* 任务要求 *
请从这篇关于脂氧素A4调控let-7c干预支气管肺发育不良的研究摘要的最后一句之后接着写下去。

* 文档摘录 *
____
脂氧素A4调控let-7c干预支气管肺发育不良的机制研究

Bronchopulmonary dysplasia (BPD) is one of the most serious complication and vexing challenges in premature infant around the world. A 'silver bullet' for BPD treatment probably does not exist at present. The transforming growth factor-β (TGF-β) superfamily has been shown to be essential for proper lung development and chronic lung diseases. Prolonged alterations of TGF-β1 signaling have been verifed to result in BPD. Lipoxin A4 (LXA4) is a lipid mediator generated during inflammation, promotes resolution of inflammation, and acts as an endogenous "braking signals" in inflammation process. In a pilot experiment, LXA4 was verified to ameliorate the structural changes in neonatal mice lung induced by hyperoxia and increase the expression of microRNA let-7c which has been shown to involved in both homeostasis and pathophysiology of lung development. Furthermore, our investigation suggested LXA4 inhibited the mRNA and protein expressions of TGF-β1 in MLE-12 cells. We therefore surveyed a computational algorithm (TargetScan) to identify distinct seed regions of let-7c in the 3'UTR of the TGF-β1-receptor type I (TGF-βR1) gene. Based on computational algorithms, 3'UTR of TGF-βR1 has been shown to be a direct target of let-7c and regulated by let-7c. Taken together, we speculate that the pathophysiologic intervention on BPD of let-7c induced by LXA4 was related to the reduced production of TGF-β1. However, the mechanisms by which LXA4 induced protective role on pulmonary hyperoxia injury remains unclear. Therefore, the object of this study was to investigate the effects of LXA4 on the regulation of let-7c/TGF-β1 signal pathway during hyperoxia lesion. Consequently, we will investigate mechanisms that lipoxin A4 attenuates hyperoxia injury via regulation of let-7c/TGF-β1 pathway by using overexpression, luciferase analysis, real-time reverse transcription polymerase chain reaction and western blot, etc. in an experimental model of BPD induced by prolonged exposure to hyperoxia, which strongly resembles BPD in premature infants. Our research provides the first evidence that LXA4 therapy might provide useful information in the future BPD prevention. Our findings also afford evidences and important theoretical basis for prevention and treatment by LXA4 analogs on BPD in premature.
____
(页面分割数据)

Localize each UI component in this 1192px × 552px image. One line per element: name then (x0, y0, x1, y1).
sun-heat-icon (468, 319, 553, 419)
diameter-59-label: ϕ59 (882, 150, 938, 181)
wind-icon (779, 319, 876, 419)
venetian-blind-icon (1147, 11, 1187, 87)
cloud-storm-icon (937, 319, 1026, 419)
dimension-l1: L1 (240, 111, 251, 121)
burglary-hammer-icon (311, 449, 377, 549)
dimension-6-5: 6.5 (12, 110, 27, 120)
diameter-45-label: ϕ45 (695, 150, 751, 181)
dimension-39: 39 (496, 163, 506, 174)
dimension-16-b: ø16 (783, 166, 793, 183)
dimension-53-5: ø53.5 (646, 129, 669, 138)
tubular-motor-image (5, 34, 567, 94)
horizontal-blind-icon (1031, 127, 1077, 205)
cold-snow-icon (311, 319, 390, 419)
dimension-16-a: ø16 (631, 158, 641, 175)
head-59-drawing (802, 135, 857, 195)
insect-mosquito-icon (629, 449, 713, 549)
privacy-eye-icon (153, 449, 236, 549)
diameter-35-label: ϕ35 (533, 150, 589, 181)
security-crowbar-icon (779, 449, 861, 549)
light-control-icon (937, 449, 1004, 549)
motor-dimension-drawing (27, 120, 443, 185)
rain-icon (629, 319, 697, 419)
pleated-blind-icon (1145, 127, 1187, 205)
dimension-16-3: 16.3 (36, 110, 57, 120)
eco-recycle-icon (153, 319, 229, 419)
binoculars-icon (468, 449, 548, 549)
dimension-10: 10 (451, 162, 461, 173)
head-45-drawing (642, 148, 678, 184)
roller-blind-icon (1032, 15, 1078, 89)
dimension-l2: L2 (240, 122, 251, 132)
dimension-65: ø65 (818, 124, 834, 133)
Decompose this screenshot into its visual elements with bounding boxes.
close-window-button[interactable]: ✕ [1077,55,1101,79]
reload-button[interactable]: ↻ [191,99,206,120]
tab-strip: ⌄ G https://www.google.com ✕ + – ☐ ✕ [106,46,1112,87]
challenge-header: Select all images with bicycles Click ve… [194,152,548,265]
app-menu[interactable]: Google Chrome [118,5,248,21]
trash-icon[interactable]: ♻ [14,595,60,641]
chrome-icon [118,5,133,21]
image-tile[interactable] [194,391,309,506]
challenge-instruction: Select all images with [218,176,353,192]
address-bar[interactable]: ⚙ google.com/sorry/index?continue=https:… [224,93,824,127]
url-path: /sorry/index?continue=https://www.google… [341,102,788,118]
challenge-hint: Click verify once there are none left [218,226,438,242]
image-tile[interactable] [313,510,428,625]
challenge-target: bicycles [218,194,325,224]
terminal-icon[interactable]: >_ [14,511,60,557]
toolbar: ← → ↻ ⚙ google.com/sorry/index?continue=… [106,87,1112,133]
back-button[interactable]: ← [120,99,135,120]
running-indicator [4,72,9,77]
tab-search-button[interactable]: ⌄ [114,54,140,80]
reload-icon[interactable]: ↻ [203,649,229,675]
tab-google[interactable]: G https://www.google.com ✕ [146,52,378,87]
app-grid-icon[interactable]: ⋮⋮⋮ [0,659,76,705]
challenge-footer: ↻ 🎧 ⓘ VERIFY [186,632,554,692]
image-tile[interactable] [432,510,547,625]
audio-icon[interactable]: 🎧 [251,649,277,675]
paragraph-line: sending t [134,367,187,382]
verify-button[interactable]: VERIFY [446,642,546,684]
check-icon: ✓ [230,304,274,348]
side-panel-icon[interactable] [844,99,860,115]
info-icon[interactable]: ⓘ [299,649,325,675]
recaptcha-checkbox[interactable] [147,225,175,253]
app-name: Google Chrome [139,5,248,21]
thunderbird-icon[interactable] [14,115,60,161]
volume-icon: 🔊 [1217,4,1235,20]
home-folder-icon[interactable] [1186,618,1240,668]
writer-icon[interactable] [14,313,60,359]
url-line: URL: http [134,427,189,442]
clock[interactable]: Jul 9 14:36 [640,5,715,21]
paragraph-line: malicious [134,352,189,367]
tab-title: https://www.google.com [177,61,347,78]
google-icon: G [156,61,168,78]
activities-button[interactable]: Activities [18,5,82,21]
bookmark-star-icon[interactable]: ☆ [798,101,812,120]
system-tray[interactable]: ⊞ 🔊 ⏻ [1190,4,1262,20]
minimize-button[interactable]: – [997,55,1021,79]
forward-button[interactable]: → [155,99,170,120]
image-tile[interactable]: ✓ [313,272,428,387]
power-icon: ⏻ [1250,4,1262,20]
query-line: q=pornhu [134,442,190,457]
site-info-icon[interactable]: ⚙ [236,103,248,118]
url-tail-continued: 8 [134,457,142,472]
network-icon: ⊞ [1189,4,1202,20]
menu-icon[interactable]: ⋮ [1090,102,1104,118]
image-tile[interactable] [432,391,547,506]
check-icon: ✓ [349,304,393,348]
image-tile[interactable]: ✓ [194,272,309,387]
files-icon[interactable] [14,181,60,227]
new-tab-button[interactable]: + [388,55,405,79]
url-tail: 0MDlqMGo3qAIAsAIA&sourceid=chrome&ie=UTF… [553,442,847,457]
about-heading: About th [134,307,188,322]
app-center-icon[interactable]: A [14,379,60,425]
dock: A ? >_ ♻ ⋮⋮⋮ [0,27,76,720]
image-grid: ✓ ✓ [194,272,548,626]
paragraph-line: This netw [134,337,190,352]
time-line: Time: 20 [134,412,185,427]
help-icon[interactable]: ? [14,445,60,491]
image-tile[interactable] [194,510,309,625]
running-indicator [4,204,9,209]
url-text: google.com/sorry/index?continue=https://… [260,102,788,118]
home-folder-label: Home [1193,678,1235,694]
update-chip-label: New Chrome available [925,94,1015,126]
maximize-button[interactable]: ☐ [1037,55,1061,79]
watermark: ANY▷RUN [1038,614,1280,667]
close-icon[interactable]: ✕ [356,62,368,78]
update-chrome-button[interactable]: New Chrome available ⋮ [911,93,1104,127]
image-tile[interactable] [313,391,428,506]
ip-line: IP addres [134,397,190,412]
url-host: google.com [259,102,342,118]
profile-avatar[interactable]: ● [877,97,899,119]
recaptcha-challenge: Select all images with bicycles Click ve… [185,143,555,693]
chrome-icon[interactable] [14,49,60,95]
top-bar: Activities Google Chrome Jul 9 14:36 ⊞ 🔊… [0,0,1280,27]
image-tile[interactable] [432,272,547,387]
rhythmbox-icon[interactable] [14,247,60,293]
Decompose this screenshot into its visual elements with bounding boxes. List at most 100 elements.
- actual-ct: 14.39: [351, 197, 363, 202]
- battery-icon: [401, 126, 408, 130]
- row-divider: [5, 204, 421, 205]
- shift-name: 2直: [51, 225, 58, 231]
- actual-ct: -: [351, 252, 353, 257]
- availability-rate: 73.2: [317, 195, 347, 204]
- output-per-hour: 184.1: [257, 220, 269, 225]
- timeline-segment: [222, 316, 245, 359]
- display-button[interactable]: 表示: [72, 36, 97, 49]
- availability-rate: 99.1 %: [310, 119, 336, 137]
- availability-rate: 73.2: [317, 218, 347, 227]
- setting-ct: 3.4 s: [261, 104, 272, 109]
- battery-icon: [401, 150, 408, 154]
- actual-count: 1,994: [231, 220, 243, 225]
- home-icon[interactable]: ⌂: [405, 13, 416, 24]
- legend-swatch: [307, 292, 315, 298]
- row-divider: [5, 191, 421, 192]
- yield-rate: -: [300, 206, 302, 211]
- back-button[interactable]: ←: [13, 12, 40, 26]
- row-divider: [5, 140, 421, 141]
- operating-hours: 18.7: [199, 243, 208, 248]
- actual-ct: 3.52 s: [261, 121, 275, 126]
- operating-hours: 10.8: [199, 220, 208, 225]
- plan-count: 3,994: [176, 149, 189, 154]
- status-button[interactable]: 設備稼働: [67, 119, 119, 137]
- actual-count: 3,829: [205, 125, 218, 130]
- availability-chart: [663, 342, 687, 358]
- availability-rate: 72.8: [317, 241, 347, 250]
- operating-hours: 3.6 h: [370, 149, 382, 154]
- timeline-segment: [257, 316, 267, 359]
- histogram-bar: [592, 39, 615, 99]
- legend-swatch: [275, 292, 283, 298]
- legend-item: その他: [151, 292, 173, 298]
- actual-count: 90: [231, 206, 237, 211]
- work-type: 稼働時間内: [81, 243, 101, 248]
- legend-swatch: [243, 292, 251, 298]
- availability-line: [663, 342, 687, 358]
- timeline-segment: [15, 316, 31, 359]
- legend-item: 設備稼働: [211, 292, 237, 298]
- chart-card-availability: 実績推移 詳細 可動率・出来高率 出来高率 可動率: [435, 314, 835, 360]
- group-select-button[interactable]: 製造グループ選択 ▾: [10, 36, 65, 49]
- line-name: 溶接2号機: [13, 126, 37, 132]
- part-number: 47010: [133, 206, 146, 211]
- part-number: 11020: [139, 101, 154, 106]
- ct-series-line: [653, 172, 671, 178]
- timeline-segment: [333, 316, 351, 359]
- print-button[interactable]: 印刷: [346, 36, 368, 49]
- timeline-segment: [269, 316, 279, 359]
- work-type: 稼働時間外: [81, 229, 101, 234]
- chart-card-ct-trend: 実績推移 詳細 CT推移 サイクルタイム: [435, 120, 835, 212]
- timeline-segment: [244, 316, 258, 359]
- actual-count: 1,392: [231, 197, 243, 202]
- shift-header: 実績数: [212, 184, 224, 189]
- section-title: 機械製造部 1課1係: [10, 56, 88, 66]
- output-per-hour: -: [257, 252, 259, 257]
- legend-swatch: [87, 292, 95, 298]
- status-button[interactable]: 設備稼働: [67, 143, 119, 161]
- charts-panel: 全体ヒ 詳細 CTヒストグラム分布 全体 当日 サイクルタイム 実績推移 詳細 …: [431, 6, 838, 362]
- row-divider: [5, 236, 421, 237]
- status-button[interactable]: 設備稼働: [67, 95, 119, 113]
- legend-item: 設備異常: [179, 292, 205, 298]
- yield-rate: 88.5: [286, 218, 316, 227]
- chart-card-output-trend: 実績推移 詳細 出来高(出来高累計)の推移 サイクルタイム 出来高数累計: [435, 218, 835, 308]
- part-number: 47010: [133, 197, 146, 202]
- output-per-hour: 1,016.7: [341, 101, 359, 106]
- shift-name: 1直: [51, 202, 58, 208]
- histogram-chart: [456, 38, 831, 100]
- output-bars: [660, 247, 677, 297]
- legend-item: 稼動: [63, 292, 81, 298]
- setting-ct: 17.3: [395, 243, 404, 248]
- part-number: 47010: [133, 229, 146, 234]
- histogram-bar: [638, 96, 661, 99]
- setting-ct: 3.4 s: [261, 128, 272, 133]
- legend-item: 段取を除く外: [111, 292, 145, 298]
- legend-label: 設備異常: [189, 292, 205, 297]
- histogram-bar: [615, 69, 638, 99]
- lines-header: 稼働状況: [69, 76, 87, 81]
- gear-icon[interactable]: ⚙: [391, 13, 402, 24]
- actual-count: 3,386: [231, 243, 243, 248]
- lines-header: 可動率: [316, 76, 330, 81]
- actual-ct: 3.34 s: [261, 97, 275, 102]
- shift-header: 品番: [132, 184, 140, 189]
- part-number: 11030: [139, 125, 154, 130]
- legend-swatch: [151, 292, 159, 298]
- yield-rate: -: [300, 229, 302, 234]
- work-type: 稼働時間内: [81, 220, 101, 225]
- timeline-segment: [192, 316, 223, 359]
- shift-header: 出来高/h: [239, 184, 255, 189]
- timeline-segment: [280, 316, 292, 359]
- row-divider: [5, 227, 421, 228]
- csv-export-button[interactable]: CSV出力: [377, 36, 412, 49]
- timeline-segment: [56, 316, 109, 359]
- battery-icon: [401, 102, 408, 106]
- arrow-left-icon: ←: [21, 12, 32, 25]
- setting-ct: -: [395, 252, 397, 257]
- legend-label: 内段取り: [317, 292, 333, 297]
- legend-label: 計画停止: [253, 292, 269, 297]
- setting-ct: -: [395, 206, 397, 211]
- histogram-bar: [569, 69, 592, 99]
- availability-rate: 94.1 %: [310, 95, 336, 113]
____
* 参考答案 *
支气管肺发育不良(BPD)是新生儿常见的危重疾病，治疗棘手。脂氧素A4 (LXA4)是机体最重要的抗炎、促消退介质，为炎症反应的刹车信号。我们的预试验发现：LXA4能够改善高氧诱导的肺发育异常，上调肺发育、肺损伤密切相关micro RNA let-7c的表达；LXA4还可抑制BPD发病关键信号分子转化生长因子β1 (TGF-β1)的表达；TGF-β1受体基因3'UTR区存在let-7c的保守结合位点。推测LXA4通过影响let-7c参与TGF-β1调控，从而干预BPD。本研究拟从分子、细胞、组织、器官和整体水平研究LXA4在BPD中的保护作用以及诱导let-7c/TGF-β1的信号机制。本课题具有源头创新性，为BPD治疗提供新的突破口，为应用LXA4类似物治疗新生儿BPD提供实验依据，具有重要的理论意义和临床应用前景。

【背景】. 支气管肺发育不良（BPD）是早产儿常见的慢性肺疾病，迄今缺乏有效治疗方法。脂氧素A4 (LXA4)是机体最重要的抗炎、促消退介质，能够改变肺发育、肺损伤密切信号通路TGF-β的表达。.【研究内容】.①LXA4抗炎、促进炎症消散作用，保护BPD所致肺损伤；.②LXA4诱导let-7c的过表达，抑制TGF-β1表达，干预BPD；.【结果】. LXA4提高高氧暴露MLE-12细胞的存活率、细胞活力和SOD活性；LXA4上调高氧暴露MLE-12细胞的抗氧化应激关键酶HO-1表达；LXA4抑制的高氧损伤炎性因子MCP-1和IL-6表达。LXA4处理组和TGF-β中和抗体组的MLE-12和NIH/3T3细胞高氧生存状况明显改善。与BPD模型组相比，LXA4处理组和TGF-β中和抗体组活细胞数目增多，凋亡细胞减少。LXA4组let-7c mRNA表达上调。LXA4干预的α-SMA、collagen I、fibronectin、tenascin-C以及TGF-βR1、TGF-βR2、Smad2、Smad3 mRNA表达降低，MMP-1升高，TIMP-1降低；TGF-β中和抗体干预的α-SMA、collagen I、fibronectin、tenascin-C以及TGF-βR1、TGF-βR2、Smad3 mRNA表达均明显降低，MMP-1升高。1D11、1D11+LXA4组、let-7c过表达组细胞的TGFβR1、Smad2、Smad3、Smad4、p-Smad2、p-Smad3蛋白的表达明显降低。体内实验证实，高氧环境新生小鼠生长状态不良，肺组织结构紊乱。LXA4与1D11干预的小鼠肺形态结构趋于正常。 LXA4组和1D11组fibronectin、α-SMA、elastin、tenascin-C、collagen I表达量降低。LXA4可恢复BPD组MMP-1/TIMP-1表达平衡；LXA4干预下调TGF-βR1和TGF-βR2的表达。.【意义】.研究阐述LXA4能够保护MLE-12细胞对抗高氧损伤，其机制可能涉及上调HO-1的表达，并抑制炎性因子MCP-1 和IL-6的表达。LXA4通过上调let-7c的表达，抑制TGF-β1信号通路下调肺纤维化相关因子实现高氧肺损伤的保护作用。本研究为新型抗炎药物LXA4保护与高氧肺损伤提供了实验依据，为BPD治疗提供新思路。